## Work required
Return the records that follow unaltered. Omit every picture.

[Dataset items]
>>>
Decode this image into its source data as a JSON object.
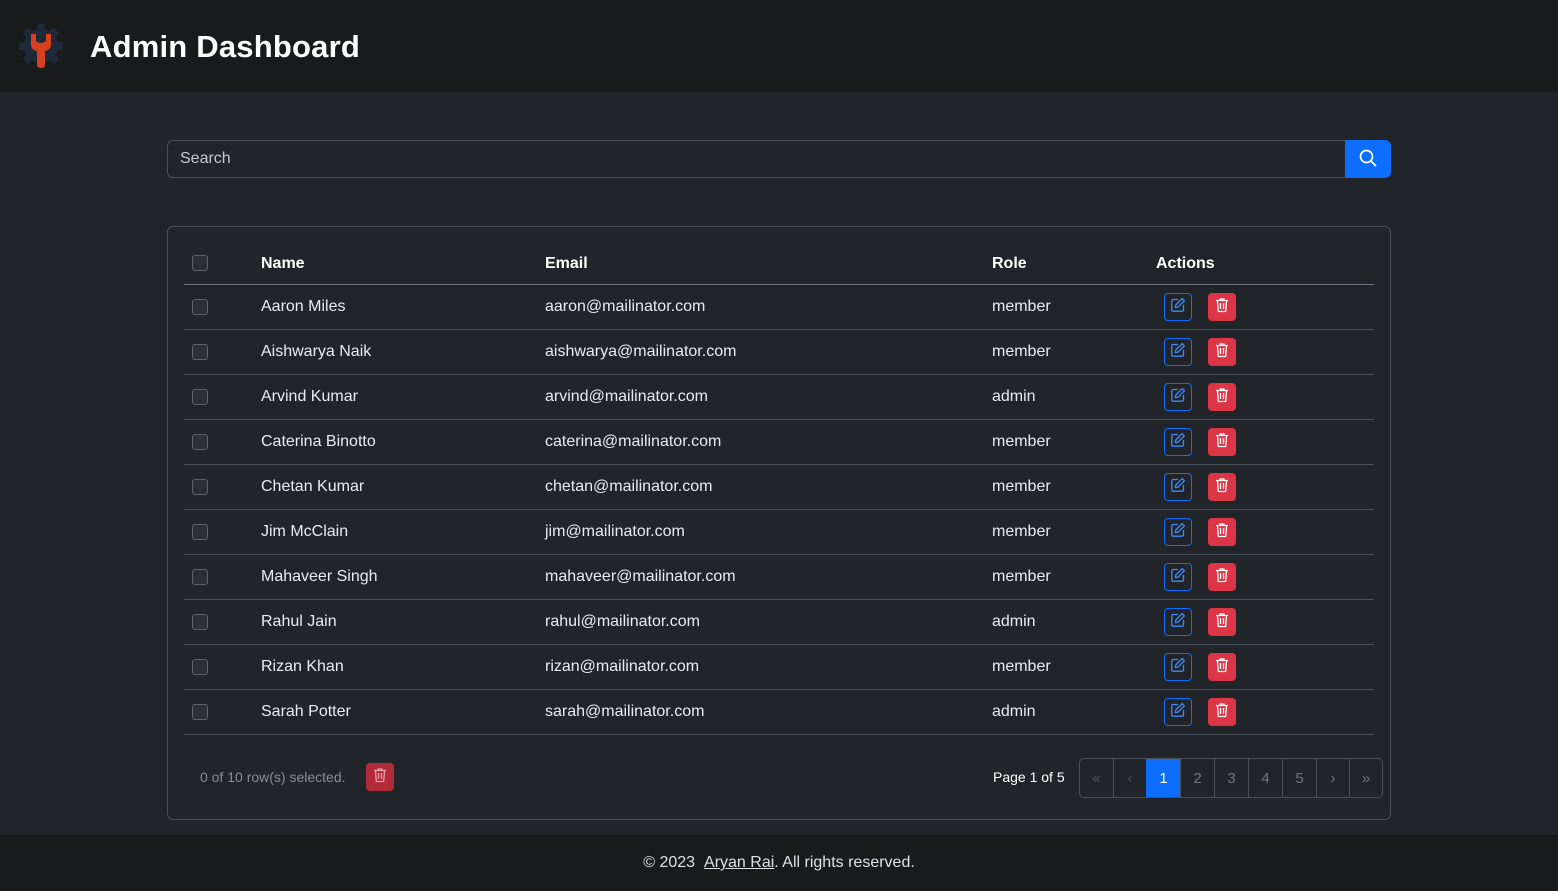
{
  "header": {
    "title": "Admin Dashboard",
    "logo_icon": "gear-wrench-icon",
    "colors": {
      "logo_gear": "#1f2a38",
      "logo_wrench": "#d9401f"
    }
  },
  "search": {
    "placeholder": "Search",
    "value": "",
    "button_icon": "search-icon",
    "button_color": "#0d6efd"
  },
  "table": {
    "columns": [
      "Name",
      "Email",
      "Role",
      "Actions"
    ],
    "rows": [
      {
        "name": "Aaron Miles",
        "email": "aaron@mailinator.com",
        "role": "member"
      },
      {
        "name": "Aishwarya Naik",
        "email": "aishwarya@mailinator.com",
        "role": "member"
      },
      {
        "name": "Arvind Kumar",
        "email": "arvind@mailinator.com",
        "role": "admin"
      },
      {
        "name": "Caterina Binotto",
        "email": "caterina@mailinator.com",
        "role": "member"
      },
      {
        "name": "Chetan Kumar",
        "email": "chetan@mailinator.com",
        "role": "member"
      },
      {
        "name": "Jim McClain",
        "email": "jim@mailinator.com",
        "role": "member"
      },
      {
        "name": "Mahaveer Singh",
        "email": "mahaveer@mailinator.com",
        "role": "member"
      },
      {
        "name": "Rahul Jain",
        "email": "rahul@mailinator.com",
        "role": "admin"
      },
      {
        "name": "Rizan Khan",
        "email": "rizan@mailinator.com",
        "role": "member"
      },
      {
        "name": "Sarah Potter",
        "email": "sarah@mailinator.com",
        "role": "admin"
      }
    ],
    "action_icons": {
      "edit": "edit-icon",
      "delete": "trash-icon"
    },
    "colors": {
      "edit": "#0d6efd",
      "delete": "#dc3545"
    }
  },
  "selection": {
    "text": "0 of 10 row(s) selected.",
    "bulk_delete_icon": "trash-icon"
  },
  "pagination": {
    "page_info": "Page 1 of 5",
    "first": "«",
    "prev": "‹",
    "pages": [
      "1",
      "2",
      "3",
      "4",
      "5"
    ],
    "current": "1",
    "next": "›",
    "last": "»"
  },
  "footer": {
    "prefix": "© 2023",
    "author": "Aryan Rai",
    "suffix": ". All rights reserved."
  }
}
<<<
## Reply to the task
Decode this image into its source data as a JSON object.
{
  "header": {
    "title": "Admin Dashboard",
    "logo_icon": "gear-wrench-icon",
    "colors": {
      "logo_gear": "#1f2a38",
      "logo_wrench": "#d9401f"
    }
  },
  "search": {
    "placeholder": "Search",
    "value": "",
    "button_icon": "search-icon",
    "button_color": "#0d6efd"
  },
  "table": {
    "columns": [
      "Name",
      "Email",
      "Role",
      "Actions"
    ],
    "rows": [
      {
        "name": "Aaron Miles",
        "email": "aaron@mailinator.com",
        "role": "member"
      },
      {
        "name": "Aishwarya Naik",
        "email": "aishwarya@mailinator.com",
        "role": "member"
      },
      {
        "name": "Arvind Kumar",
        "email": "arvind@mailinator.com",
        "role": "admin"
      },
      {
        "name": "Caterina Binotto",
        "email": "caterina@mailinator.com",
        "role": "member"
      },
      {
        "name": "Chetan Kumar",
        "email": "chetan@mailinator.com",
        "role": "member"
      },
      {
        "name": "Jim McClain",
        "email": "jim@mailinator.com",
        "role": "member"
      },
      {
        "name": "Mahaveer Singh",
        "email": "mahaveer@mailinator.com",
        "role": "member"
      },
      {
        "name": "Rahul Jain",
        "email": "rahul@mailinator.com",
        "role": "admin"
      },
      {
        "name": "Rizan Khan",
        "email": "rizan@mailinator.com",
        "role": "member"
      },
      {
        "name": "Sarah Potter",
        "email": "sarah@mailinator.com",
        "role": "admin"
      }
    ],
    "action_icons": {
      "edit": "edit-icon",
      "delete": "trash-icon"
    },
    "colors": {
      "edit": "#0d6efd",
      "delete": "#dc3545"
    }
  },
  "selection": {
    "text": "0 of 10 row(s) selected.",
    "bulk_delete_icon": "trash-icon"
  },
  "pagination": {
    "page_info": "Page 1 of 5",
    "first": "«",
    "prev": "‹",
    "pages": [
      "1",
      "2",
      "3",
      "4",
      "5"
    ],
    "current": "1",
    "next": "›",
    "last": "»"
  },
  "footer": {
    "prefix": "© 2023",
    "author": "Aryan Rai",
    "suffix": ". All rights reserved."
  }
}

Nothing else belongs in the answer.